>> START
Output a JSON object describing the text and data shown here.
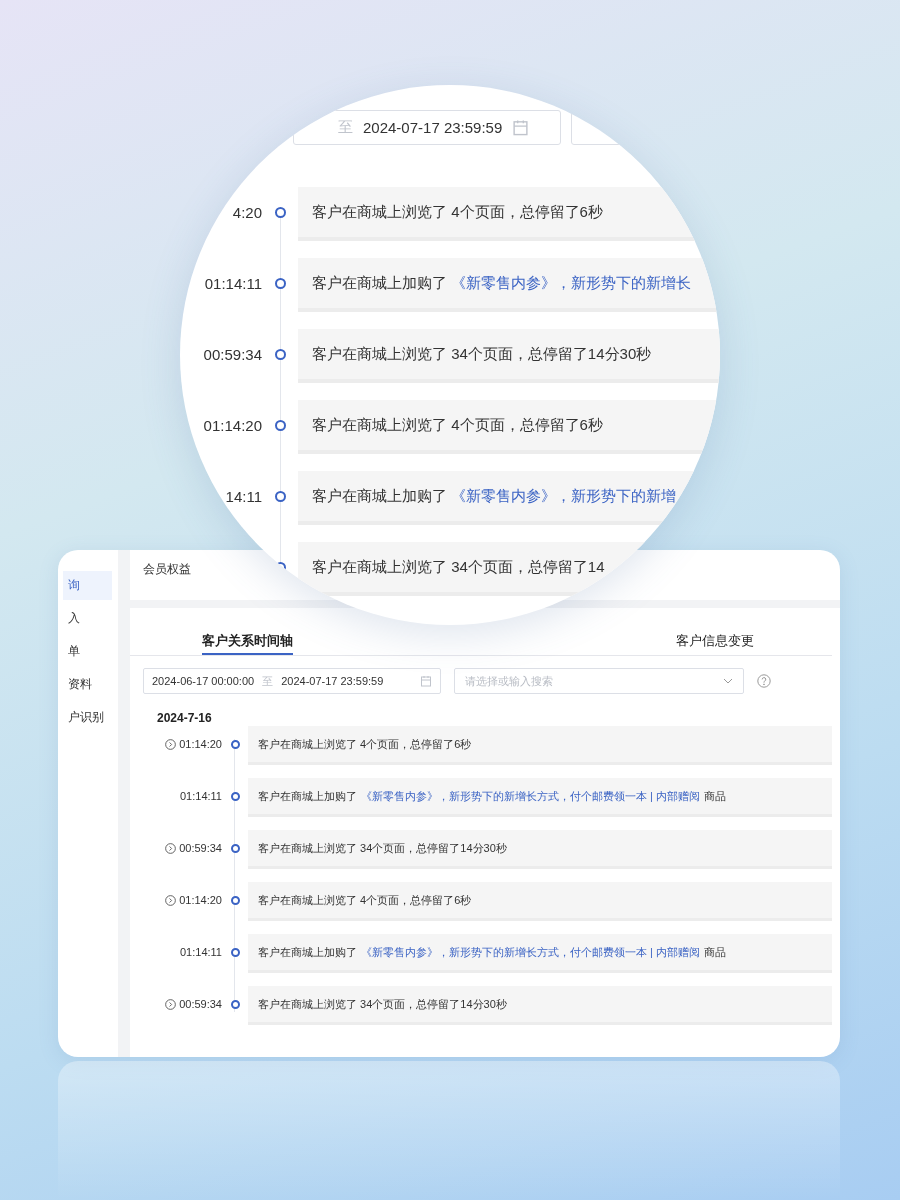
{
  "magnifier": {
    "date_separator": "至",
    "date_end": "2024-07-17 23:59:59",
    "rows": [
      {
        "time": "4:20",
        "text": "客户在商城上浏览了 4个页面，总停留了6秒"
      },
      {
        "time": "01:14:11",
        "text": "客户在商城上加购了",
        "link": "《新零售内参》，新形势下的新增长"
      },
      {
        "time": "00:59:34",
        "text": "客户在商城上浏览了 34个页面，总停留了14分30秒"
      },
      {
        "time": "01:14:20",
        "text": "客户在商城上浏览了 4个页面，总停留了6秒"
      },
      {
        "time": "14:11",
        "text": "客户在商城上加购了",
        "link": "《新零售内参》，新形势下的新增"
      },
      {
        "text": "客户在商城上浏览了 34个页面，总停留了14"
      }
    ]
  },
  "sidebar": {
    "items": [
      {
        "label": "询",
        "selected": true
      },
      {
        "label": "入",
        "selected": false
      },
      {
        "label": "单",
        "selected": false
      },
      {
        "label": "资料",
        "selected": false
      },
      {
        "label": "户识别",
        "selected": false
      }
    ]
  },
  "section_title": "会员权益",
  "tabs": [
    {
      "label": "客户关系时间轴",
      "selected": true
    },
    {
      "label": "客户信息变更",
      "selected": false
    }
  ],
  "filters": {
    "date_start": "2024-06-17 00:00:00",
    "date_separator": "至",
    "date_end": "2024-07-17 23:59:59",
    "search_placeholder": "请选择或输入搜索"
  },
  "timeline": {
    "date": "2024-7-16",
    "rows": [
      {
        "time": "01:14:20",
        "expandable": true,
        "text": "客户在商城上浏览了 4个页面，总停留了6秒"
      },
      {
        "time": "01:14:11",
        "expandable": false,
        "text": "客户在商城上加购了",
        "link": "《新零售内参》，新形势下的新增长方式，付个邮费领一本 | 内部赠阅",
        "suffix": "商品"
      },
      {
        "time": "00:59:34",
        "expandable": true,
        "text": "客户在商城上浏览了 34个页面，总停留了14分30秒"
      },
      {
        "time": "01:14:20",
        "expandable": true,
        "text": "客户在商城上浏览了 4个页面，总停留了6秒"
      },
      {
        "time": "01:14:11",
        "expandable": false,
        "text": "客户在商城上加购了",
        "link": "《新零售内参》，新形势下的新增长方式，付个邮费领一本 | 内部赠阅",
        "suffix": "商品"
      },
      {
        "time": "00:59:34",
        "expandable": true,
        "text": "客户在商城上浏览了 34个页面，总停留了14分30秒"
      }
    ]
  }
}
>> END
> _REQUIRED TASK_
Return all of the entries exactly as written, but drop any pictures they hold.

> _OUTPUT FOR THIS EXERCISE_
Output a JSON object describing the text and data shown here.
{
  "magnifier": {
    "date_separator": "至",
    "date_end": "2024-07-17 23:59:59",
    "rows": [
      {
        "time": "4:20",
        "text": "客户在商城上浏览了 4个页面，总停留了6秒"
      },
      {
        "time": "01:14:11",
        "text": "客户在商城上加购了",
        "link": "《新零售内参》，新形势下的新增长"
      },
      {
        "time": "00:59:34",
        "text": "客户在商城上浏览了 34个页面，总停留了14分30秒"
      },
      {
        "time": "01:14:20",
        "text": "客户在商城上浏览了 4个页面，总停留了6秒"
      },
      {
        "time": "14:11",
        "text": "客户在商城上加购了",
        "link": "《新零售内参》，新形势下的新增"
      },
      {
        "text": "客户在商城上浏览了 34个页面，总停留了14"
      }
    ]
  },
  "sidebar": {
    "items": [
      {
        "label": "询",
        "selected": true
      },
      {
        "label": "入",
        "selected": false
      },
      {
        "label": "单",
        "selected": false
      },
      {
        "label": "资料",
        "selected": false
      },
      {
        "label": "户识别",
        "selected": false
      }
    ]
  },
  "section_title": "会员权益",
  "tabs": [
    {
      "label": "客户关系时间轴",
      "selected": true
    },
    {
      "label": "客户信息变更",
      "selected": false
    }
  ],
  "filters": {
    "date_start": "2024-06-17 00:00:00",
    "date_separator": "至",
    "date_end": "2024-07-17 23:59:59",
    "search_placeholder": "请选择或输入搜索"
  },
  "timeline": {
    "date": "2024-7-16",
    "rows": [
      {
        "time": "01:14:20",
        "expandable": true,
        "text": "客户在商城上浏览了 4个页面，总停留了6秒"
      },
      {
        "time": "01:14:11",
        "expandable": false,
        "text": "客户在商城上加购了",
        "link": "《新零售内参》，新形势下的新增长方式，付个邮费领一本 | 内部赠阅",
        "suffix": "商品"
      },
      {
        "time": "00:59:34",
        "expandable": true,
        "text": "客户在商城上浏览了 34个页面，总停留了14分30秒"
      },
      {
        "time": "01:14:20",
        "expandable": true,
        "text": "客户在商城上浏览了 4个页面，总停留了6秒"
      },
      {
        "time": "01:14:11",
        "expandable": false,
        "text": "客户在商城上加购了",
        "link": "《新零售内参》，新形势下的新增长方式，付个邮费领一本 | 内部赠阅",
        "suffix": "商品"
      },
      {
        "time": "00:59:34",
        "expandable": true,
        "text": "客户在商城上浏览了 34个页面，总停留了14分30秒"
      }
    ]
  }
}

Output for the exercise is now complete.